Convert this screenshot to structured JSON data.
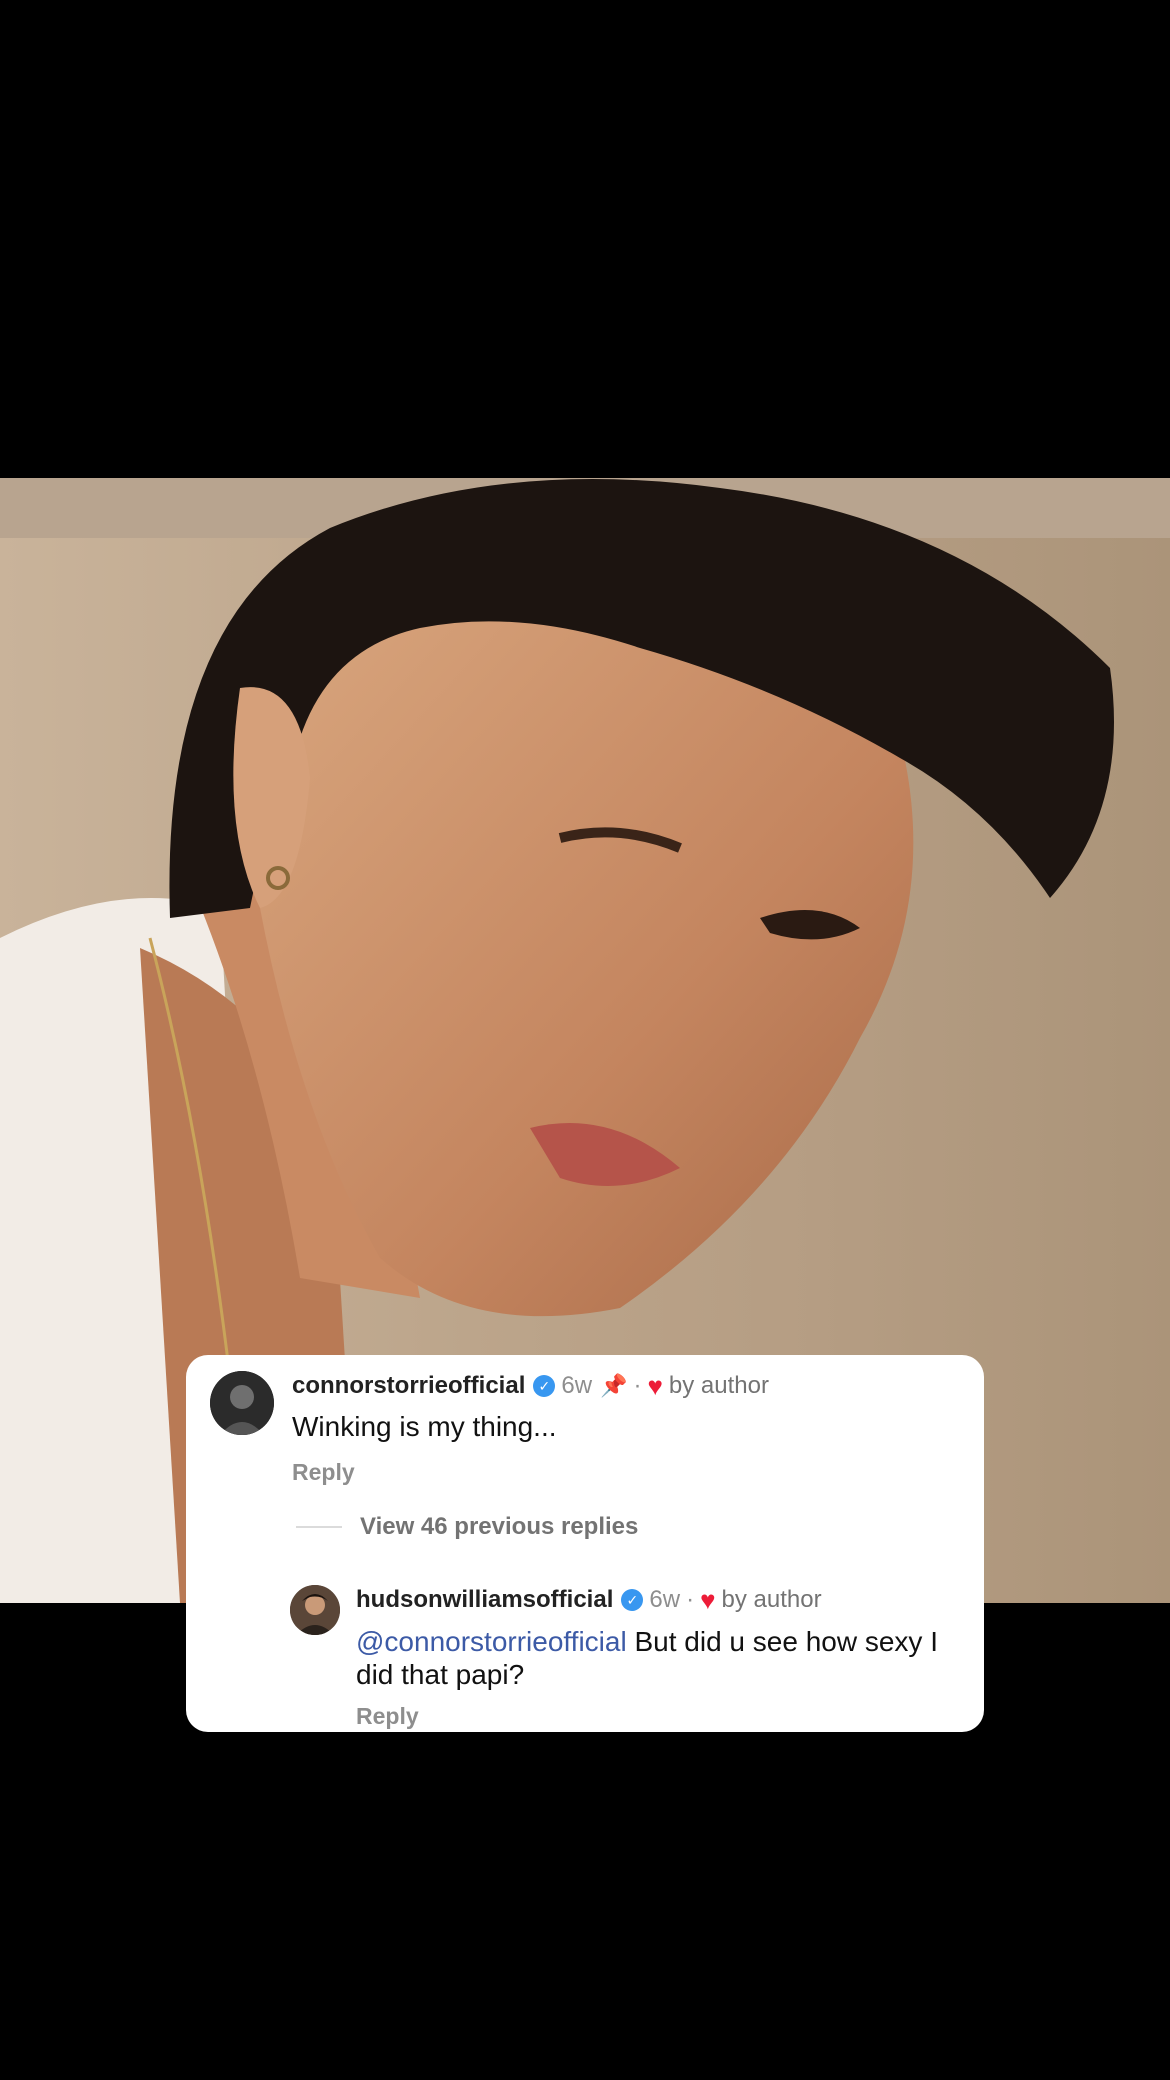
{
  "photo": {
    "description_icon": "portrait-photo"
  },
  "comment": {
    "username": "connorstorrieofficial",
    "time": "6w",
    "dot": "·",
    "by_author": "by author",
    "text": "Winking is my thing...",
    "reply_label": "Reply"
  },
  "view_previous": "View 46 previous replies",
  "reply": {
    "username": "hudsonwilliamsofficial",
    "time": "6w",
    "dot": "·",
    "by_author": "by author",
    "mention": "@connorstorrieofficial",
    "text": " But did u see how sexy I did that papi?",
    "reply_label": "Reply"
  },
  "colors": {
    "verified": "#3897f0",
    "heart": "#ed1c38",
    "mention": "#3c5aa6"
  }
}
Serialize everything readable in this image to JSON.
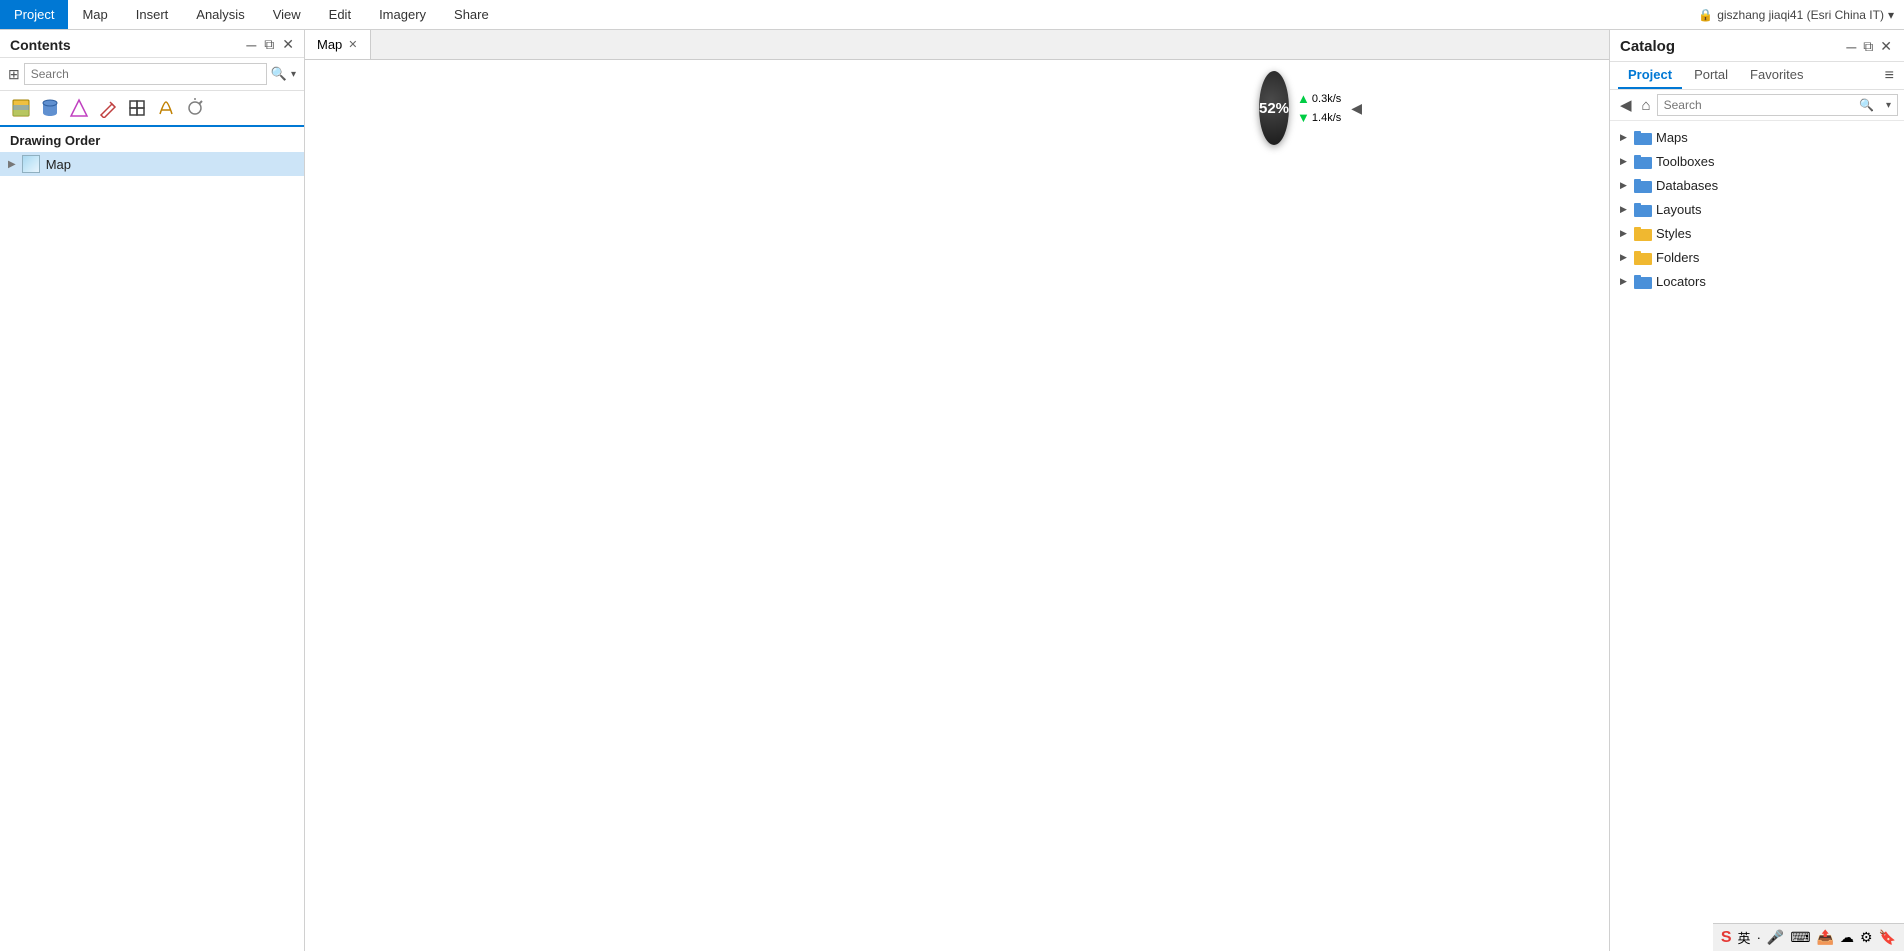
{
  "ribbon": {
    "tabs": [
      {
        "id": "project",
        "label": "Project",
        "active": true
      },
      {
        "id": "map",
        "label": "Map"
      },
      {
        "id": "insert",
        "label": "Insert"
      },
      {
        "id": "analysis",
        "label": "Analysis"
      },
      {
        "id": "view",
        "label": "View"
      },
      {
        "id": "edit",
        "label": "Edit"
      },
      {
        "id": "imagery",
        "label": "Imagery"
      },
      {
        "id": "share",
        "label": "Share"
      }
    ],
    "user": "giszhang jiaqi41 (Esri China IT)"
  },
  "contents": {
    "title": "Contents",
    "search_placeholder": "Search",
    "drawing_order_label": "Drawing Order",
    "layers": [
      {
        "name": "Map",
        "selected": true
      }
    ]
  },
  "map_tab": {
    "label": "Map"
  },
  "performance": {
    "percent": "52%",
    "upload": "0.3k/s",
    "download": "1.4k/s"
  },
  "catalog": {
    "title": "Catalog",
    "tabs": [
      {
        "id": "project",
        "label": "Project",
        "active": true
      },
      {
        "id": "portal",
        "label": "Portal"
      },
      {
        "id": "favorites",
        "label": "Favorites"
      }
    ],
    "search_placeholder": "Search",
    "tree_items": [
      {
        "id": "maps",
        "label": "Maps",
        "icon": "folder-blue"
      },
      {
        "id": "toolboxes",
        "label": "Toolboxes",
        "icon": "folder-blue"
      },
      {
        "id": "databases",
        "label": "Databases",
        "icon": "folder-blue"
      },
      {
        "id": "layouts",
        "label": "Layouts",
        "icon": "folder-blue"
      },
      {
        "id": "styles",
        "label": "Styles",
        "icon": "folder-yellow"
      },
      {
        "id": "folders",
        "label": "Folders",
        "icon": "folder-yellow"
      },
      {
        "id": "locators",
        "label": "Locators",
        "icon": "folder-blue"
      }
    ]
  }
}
##########
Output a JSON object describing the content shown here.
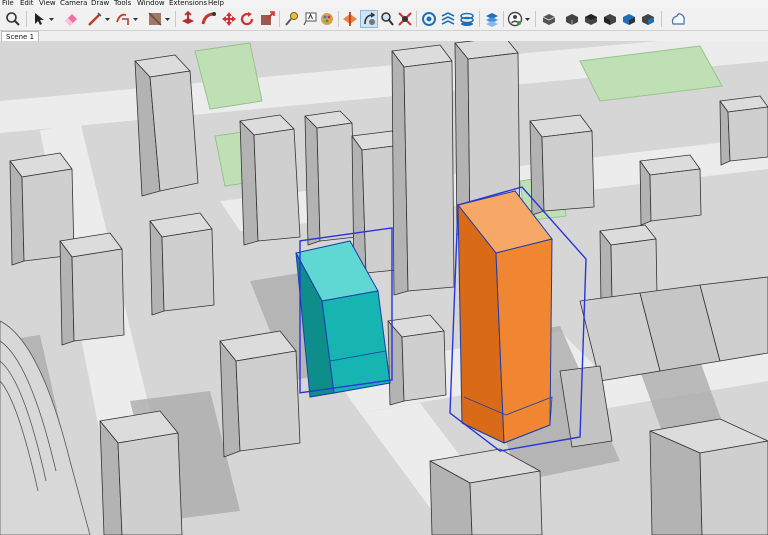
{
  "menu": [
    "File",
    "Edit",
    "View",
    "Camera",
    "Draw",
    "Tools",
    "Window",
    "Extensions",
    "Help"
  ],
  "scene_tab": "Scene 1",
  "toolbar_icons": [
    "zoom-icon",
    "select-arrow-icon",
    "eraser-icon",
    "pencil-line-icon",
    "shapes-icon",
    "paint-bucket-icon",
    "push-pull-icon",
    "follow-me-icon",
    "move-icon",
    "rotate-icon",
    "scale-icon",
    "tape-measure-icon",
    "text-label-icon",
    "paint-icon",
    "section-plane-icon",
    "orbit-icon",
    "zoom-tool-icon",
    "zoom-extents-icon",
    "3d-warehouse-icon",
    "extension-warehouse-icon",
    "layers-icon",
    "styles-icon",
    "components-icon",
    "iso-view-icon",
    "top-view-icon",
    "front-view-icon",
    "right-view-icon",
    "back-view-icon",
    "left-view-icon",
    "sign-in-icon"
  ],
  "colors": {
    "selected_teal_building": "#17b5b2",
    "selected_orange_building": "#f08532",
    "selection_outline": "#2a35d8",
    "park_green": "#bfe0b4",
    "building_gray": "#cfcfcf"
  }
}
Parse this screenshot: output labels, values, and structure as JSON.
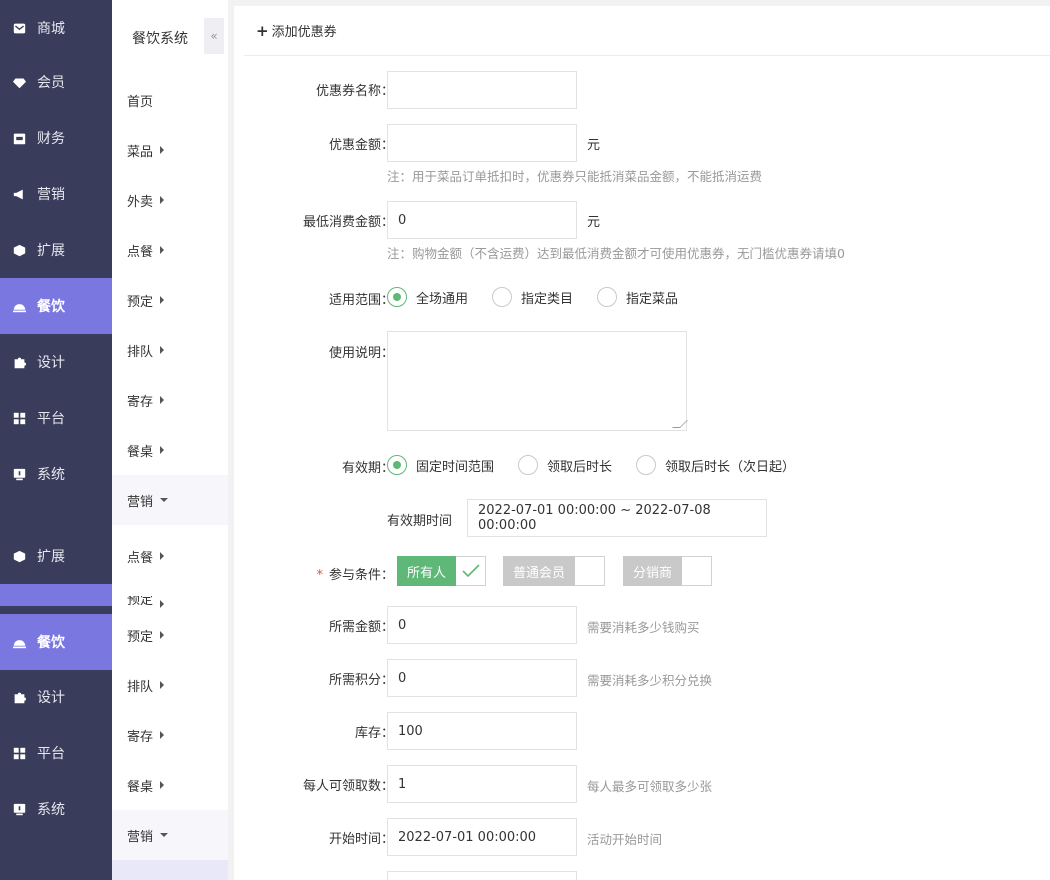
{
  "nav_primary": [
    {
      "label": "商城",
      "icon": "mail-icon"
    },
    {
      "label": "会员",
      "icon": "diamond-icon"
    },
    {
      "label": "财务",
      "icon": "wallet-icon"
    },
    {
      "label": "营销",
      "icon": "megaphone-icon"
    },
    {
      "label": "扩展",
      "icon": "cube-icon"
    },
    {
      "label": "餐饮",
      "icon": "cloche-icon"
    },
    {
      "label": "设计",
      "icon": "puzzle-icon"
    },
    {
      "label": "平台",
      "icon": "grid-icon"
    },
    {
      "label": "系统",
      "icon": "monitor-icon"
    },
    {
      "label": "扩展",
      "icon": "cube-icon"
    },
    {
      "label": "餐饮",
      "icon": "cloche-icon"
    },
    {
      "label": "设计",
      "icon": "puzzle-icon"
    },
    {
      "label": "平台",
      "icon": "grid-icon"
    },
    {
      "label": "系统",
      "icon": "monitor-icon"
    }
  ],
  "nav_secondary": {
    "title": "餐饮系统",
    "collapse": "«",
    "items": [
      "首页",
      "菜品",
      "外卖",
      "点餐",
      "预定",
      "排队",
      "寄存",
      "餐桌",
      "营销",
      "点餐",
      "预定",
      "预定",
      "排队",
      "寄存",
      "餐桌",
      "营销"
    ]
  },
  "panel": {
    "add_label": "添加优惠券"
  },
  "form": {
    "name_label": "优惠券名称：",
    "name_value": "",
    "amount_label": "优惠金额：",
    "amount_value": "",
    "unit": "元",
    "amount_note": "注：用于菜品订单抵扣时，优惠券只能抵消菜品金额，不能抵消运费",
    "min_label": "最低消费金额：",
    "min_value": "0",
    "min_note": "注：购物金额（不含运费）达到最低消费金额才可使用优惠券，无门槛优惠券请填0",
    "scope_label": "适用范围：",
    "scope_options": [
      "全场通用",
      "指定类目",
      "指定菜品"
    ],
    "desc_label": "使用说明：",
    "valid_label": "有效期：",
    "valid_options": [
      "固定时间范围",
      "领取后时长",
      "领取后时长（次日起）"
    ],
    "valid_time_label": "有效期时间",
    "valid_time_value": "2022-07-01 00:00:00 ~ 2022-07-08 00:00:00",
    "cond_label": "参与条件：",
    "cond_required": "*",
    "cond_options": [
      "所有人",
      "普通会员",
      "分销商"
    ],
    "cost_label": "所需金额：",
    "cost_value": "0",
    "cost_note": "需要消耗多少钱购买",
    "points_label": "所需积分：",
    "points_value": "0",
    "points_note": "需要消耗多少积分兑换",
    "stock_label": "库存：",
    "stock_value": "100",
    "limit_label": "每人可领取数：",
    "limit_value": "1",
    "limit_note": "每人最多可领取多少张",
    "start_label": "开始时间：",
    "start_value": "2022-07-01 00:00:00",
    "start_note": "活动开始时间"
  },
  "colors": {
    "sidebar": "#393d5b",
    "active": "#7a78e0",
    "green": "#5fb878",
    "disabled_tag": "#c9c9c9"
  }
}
##########
» **DESCRIPTION OF THE TASK**: Using the records above, find and show each line with the string "this".

» **COMPLETED EXERCISE**:
Convert this screenshot to structured JSON data.
Serialize everything readable in this image to JSON.
Parse this screenshot: output labels, values, and structure as JSON.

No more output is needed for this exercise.